## begin Dataset

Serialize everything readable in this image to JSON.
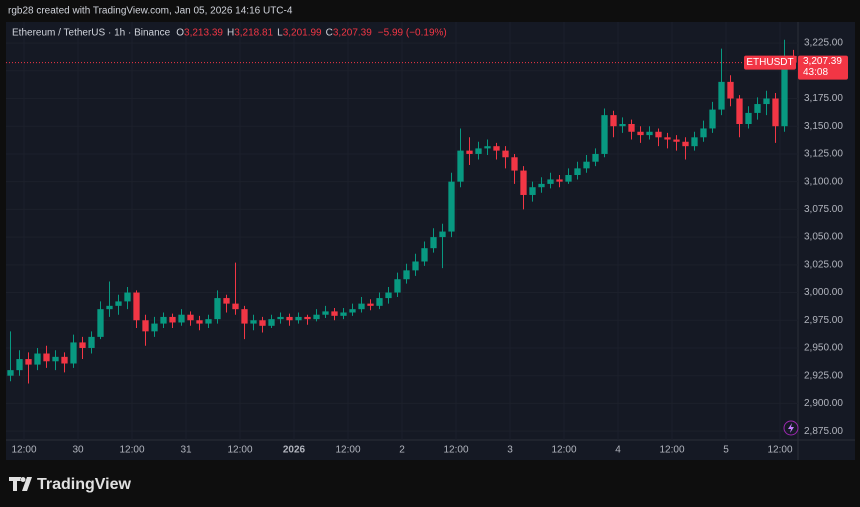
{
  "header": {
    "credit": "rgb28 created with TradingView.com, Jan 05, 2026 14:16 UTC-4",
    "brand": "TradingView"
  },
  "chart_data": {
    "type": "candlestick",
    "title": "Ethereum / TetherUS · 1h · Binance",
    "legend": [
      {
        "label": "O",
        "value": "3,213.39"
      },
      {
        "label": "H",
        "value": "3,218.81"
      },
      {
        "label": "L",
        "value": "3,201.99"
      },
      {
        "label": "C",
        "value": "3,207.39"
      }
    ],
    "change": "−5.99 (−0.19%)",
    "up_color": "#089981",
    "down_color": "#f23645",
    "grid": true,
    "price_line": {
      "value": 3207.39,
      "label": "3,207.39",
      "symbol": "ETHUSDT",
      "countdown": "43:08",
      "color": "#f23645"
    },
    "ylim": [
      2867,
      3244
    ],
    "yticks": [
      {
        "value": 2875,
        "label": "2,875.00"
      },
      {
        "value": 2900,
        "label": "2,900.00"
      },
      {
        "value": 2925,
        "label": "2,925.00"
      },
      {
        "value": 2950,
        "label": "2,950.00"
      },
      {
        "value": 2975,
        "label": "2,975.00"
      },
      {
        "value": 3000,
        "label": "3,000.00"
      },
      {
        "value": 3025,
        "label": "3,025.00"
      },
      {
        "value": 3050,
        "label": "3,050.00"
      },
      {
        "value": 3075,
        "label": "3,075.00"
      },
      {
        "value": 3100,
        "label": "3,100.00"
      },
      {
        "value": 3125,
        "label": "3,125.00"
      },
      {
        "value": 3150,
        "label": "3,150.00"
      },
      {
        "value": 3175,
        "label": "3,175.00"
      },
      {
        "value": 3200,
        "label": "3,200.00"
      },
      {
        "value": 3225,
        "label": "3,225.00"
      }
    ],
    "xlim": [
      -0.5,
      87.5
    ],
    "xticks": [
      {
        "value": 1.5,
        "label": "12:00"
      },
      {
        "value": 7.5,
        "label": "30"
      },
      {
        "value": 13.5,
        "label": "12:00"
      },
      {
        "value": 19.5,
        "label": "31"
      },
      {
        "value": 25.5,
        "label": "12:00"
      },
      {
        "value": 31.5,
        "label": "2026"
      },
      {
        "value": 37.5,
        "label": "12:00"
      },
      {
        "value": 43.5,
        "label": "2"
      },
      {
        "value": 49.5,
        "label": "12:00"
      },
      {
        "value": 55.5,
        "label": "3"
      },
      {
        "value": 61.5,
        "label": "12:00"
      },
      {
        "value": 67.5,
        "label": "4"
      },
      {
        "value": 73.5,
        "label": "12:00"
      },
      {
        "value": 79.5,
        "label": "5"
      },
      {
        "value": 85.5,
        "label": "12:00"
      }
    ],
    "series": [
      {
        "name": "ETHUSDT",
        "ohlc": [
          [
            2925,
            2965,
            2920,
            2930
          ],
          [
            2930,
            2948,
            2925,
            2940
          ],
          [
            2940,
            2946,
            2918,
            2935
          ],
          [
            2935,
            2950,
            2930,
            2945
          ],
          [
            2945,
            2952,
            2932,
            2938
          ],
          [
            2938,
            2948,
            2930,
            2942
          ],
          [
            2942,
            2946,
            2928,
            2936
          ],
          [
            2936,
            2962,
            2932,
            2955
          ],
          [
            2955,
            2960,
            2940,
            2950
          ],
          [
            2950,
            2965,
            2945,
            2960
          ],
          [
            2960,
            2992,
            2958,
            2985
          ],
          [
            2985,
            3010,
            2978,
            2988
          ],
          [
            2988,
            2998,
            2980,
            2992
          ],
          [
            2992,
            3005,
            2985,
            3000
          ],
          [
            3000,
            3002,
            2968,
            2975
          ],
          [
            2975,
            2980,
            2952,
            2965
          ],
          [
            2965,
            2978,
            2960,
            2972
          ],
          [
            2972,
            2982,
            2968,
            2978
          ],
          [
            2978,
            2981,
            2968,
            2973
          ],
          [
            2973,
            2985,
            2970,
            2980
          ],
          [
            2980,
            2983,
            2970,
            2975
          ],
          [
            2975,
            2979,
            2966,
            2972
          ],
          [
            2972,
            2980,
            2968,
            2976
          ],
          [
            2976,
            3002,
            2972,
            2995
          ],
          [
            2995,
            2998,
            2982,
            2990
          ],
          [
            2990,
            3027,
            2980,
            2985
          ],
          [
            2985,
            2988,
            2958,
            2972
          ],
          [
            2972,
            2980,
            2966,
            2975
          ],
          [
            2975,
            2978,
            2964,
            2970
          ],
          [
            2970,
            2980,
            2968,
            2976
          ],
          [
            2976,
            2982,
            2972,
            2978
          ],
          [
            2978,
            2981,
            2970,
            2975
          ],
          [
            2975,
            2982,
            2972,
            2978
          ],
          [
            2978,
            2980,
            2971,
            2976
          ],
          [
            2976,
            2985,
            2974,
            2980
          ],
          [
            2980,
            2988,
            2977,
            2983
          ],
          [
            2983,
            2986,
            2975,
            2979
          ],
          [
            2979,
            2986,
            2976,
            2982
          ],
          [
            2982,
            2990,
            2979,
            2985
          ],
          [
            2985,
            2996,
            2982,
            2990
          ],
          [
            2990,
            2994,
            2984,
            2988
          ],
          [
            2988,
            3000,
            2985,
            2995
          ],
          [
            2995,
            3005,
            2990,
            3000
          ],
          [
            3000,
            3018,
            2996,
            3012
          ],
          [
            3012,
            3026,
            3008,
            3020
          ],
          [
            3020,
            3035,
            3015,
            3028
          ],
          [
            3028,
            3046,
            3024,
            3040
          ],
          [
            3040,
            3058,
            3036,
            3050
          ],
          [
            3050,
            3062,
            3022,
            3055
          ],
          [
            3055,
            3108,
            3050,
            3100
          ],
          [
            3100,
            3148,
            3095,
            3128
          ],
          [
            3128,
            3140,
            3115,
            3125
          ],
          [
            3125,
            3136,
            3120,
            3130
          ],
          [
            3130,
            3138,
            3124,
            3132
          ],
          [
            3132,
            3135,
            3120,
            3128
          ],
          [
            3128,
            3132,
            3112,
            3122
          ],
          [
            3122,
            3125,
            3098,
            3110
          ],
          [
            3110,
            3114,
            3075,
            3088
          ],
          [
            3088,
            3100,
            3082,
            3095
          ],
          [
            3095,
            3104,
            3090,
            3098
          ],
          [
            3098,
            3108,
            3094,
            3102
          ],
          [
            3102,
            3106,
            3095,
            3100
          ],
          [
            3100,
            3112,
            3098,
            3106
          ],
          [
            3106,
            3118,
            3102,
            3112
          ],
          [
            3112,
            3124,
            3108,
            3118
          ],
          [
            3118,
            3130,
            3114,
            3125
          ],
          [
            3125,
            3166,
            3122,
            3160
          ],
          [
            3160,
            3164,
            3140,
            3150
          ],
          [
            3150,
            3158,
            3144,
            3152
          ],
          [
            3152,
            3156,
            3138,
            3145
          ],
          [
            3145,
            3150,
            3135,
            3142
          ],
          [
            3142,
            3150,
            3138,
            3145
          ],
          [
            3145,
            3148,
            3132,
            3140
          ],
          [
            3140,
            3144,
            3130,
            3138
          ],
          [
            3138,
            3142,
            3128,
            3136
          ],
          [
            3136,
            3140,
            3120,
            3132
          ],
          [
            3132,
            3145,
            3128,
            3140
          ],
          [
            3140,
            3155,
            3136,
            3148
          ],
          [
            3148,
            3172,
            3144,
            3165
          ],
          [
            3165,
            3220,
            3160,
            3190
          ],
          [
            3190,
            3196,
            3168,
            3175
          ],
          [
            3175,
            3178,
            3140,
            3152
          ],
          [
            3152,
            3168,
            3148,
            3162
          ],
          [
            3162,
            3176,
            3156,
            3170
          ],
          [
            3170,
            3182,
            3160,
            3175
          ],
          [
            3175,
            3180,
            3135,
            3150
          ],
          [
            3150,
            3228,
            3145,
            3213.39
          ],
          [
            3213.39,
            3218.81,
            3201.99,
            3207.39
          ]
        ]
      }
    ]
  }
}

## end Dataset
## begin Dataset

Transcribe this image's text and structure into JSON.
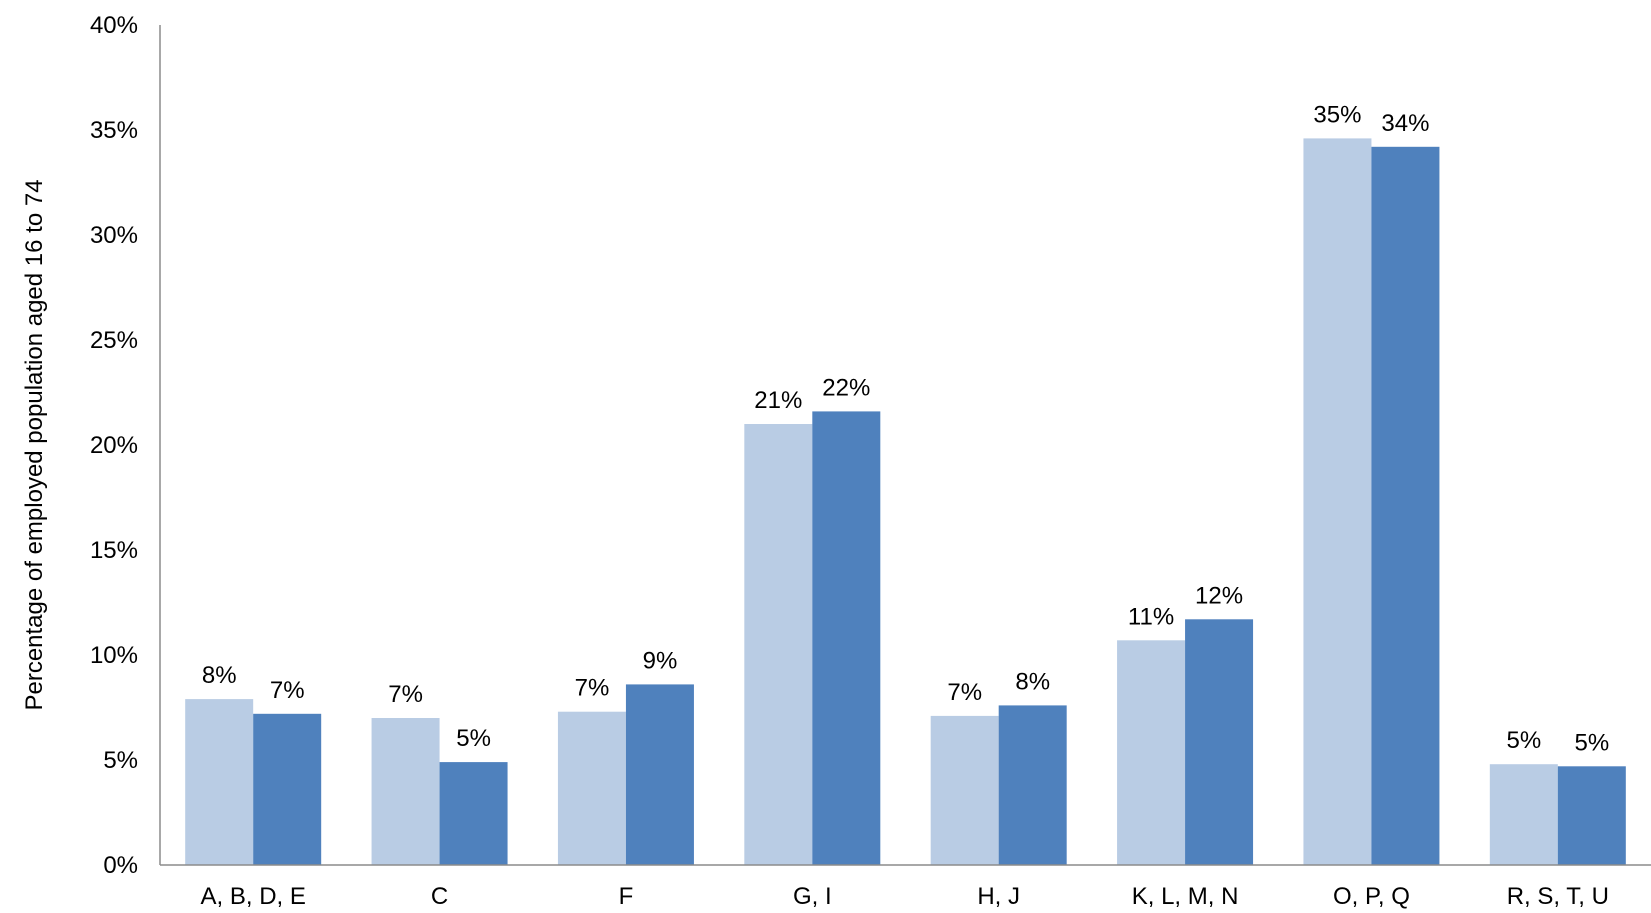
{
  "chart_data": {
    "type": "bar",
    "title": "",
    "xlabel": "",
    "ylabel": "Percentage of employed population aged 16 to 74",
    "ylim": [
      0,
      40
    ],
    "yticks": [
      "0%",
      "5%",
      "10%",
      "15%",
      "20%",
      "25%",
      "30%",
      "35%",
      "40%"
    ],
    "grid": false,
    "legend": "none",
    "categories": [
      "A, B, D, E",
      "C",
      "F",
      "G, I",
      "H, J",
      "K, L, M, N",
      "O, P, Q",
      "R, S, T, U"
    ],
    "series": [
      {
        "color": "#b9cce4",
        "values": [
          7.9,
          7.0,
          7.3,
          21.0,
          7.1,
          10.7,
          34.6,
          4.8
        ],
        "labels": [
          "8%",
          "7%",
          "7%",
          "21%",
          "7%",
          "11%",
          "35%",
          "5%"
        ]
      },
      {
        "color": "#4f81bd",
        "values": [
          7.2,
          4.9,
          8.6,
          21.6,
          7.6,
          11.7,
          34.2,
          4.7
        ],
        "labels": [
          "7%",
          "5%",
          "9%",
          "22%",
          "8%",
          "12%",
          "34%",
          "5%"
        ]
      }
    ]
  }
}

## end Dataset

The problem ::
Copy all lines from the material that hold "image".

Response to this task ::
Serialize everything readable in this image to JSON.
Transcribe this image's text and structure into JSON.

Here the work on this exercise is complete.